Exercise instructions
Where does the string "RICHMOND" appear? Copy every line of the entries below that holds it.

-------- Supplied data

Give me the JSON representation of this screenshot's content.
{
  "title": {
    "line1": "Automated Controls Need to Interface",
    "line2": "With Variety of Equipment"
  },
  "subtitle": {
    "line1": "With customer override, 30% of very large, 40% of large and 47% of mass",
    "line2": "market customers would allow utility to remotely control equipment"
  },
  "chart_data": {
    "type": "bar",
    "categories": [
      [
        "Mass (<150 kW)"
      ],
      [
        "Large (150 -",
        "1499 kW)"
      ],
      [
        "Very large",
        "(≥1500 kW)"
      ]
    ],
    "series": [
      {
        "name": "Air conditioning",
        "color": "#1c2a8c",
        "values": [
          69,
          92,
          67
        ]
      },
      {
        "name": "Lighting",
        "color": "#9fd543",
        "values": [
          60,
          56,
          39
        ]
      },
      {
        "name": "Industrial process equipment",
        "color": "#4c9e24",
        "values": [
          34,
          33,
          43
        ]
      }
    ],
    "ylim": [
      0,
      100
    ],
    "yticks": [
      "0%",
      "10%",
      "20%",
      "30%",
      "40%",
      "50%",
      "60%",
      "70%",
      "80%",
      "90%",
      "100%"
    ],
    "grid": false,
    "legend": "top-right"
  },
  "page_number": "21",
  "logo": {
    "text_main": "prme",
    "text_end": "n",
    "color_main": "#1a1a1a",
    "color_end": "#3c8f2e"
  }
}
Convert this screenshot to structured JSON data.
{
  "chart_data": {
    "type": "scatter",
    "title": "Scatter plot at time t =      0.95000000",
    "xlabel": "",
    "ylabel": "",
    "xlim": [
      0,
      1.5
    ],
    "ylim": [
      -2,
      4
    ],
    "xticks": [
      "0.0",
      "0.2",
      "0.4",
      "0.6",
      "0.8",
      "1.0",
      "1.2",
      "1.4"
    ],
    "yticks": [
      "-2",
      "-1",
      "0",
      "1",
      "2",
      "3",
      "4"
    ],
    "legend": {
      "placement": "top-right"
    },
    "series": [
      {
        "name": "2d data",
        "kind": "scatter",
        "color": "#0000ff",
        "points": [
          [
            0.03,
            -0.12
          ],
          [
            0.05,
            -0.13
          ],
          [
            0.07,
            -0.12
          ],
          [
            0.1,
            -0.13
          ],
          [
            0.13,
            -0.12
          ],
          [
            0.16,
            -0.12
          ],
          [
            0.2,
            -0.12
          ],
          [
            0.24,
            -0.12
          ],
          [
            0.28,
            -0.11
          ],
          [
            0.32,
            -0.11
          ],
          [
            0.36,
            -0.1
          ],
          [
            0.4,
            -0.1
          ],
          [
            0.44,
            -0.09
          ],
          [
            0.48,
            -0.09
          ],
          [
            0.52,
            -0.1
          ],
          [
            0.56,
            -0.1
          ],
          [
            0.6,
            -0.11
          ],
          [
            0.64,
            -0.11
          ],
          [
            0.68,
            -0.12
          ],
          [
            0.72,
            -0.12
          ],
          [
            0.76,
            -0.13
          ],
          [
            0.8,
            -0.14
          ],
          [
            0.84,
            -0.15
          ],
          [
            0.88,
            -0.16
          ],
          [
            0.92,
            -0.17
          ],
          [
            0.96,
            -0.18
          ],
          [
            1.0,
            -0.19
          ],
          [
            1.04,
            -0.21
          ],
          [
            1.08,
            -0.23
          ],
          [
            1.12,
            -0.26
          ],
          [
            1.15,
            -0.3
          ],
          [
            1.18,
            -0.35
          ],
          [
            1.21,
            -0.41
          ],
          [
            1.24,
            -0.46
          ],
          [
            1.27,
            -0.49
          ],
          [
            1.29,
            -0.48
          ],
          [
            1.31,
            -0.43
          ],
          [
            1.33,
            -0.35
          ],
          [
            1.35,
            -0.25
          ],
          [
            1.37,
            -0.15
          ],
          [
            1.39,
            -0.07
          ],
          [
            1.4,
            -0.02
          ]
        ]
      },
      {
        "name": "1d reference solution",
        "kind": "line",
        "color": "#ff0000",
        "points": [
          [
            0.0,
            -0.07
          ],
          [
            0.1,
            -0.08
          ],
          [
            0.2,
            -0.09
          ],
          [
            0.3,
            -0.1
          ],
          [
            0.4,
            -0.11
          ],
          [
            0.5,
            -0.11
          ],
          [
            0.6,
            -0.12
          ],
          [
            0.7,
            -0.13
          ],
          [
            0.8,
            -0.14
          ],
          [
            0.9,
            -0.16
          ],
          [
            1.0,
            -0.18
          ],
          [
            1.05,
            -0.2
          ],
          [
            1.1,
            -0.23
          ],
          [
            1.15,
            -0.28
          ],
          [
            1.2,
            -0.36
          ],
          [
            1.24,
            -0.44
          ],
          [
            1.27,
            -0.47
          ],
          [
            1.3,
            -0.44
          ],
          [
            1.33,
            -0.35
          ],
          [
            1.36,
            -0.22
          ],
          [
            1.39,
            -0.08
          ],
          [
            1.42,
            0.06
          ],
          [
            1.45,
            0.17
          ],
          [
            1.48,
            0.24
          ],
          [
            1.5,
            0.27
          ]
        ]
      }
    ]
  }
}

----------------
-------- Supplied data

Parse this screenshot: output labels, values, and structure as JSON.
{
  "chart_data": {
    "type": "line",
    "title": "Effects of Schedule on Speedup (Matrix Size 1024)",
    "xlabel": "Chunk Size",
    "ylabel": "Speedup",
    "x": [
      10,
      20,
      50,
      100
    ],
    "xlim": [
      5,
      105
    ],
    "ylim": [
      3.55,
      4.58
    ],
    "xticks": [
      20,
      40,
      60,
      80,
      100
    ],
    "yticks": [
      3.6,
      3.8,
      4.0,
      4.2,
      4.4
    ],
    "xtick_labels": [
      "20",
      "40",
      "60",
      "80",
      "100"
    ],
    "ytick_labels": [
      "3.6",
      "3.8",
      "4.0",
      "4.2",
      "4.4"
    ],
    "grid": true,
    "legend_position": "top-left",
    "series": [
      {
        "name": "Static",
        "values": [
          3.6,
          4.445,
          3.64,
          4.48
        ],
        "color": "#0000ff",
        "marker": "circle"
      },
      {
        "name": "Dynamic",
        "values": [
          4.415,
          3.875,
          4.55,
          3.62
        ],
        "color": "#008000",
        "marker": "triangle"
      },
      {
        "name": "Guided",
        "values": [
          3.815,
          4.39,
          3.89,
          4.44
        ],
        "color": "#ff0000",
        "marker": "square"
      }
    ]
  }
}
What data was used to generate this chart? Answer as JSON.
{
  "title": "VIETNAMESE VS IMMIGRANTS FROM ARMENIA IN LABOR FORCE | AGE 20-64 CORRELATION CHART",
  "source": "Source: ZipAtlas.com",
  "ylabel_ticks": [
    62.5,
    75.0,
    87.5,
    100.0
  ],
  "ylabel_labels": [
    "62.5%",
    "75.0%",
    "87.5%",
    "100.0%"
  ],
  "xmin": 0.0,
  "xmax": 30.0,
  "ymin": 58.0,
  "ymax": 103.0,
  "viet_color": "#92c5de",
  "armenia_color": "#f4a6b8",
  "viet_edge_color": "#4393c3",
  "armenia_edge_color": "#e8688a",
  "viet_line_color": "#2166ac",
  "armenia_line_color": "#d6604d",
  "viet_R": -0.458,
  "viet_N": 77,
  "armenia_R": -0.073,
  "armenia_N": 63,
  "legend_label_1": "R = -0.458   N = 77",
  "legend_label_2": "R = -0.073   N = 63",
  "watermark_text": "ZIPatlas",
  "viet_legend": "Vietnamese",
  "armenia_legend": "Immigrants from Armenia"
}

----------------
-------- Supplied data

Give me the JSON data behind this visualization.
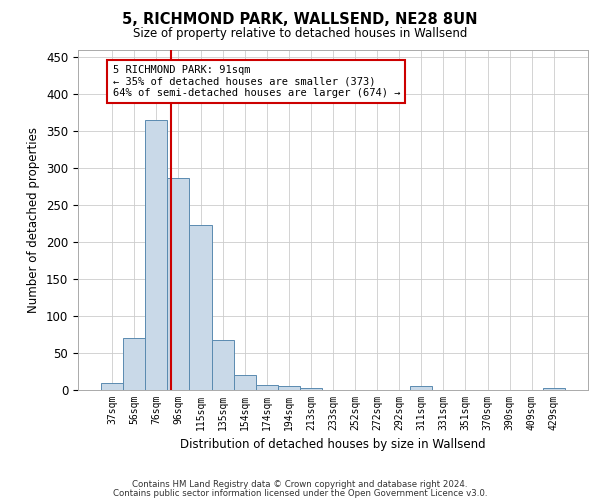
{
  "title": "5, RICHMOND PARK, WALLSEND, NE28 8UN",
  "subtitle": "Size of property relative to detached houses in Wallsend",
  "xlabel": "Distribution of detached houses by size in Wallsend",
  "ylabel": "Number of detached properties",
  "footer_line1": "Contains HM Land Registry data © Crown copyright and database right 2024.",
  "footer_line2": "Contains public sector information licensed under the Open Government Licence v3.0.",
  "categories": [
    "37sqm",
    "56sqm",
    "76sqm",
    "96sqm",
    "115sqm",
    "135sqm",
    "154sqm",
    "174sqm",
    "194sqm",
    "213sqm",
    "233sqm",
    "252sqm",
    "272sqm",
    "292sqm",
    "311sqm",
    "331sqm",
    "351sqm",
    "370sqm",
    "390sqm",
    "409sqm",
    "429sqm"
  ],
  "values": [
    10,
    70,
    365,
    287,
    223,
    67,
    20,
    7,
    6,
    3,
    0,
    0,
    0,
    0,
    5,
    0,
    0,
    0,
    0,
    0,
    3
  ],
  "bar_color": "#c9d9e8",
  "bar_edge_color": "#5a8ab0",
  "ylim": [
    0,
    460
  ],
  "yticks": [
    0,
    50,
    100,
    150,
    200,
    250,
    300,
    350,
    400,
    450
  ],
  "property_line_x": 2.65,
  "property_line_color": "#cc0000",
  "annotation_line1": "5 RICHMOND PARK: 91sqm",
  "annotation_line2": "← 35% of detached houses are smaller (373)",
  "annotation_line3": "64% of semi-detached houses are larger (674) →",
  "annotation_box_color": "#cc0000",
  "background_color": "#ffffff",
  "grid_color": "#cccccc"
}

----------------

Task response
  "title": "5, RICHMOND PARK, WALLSEND, NE28 8UN",
  "annotation_line1": "5 RICHMOND PARK: 91sqm",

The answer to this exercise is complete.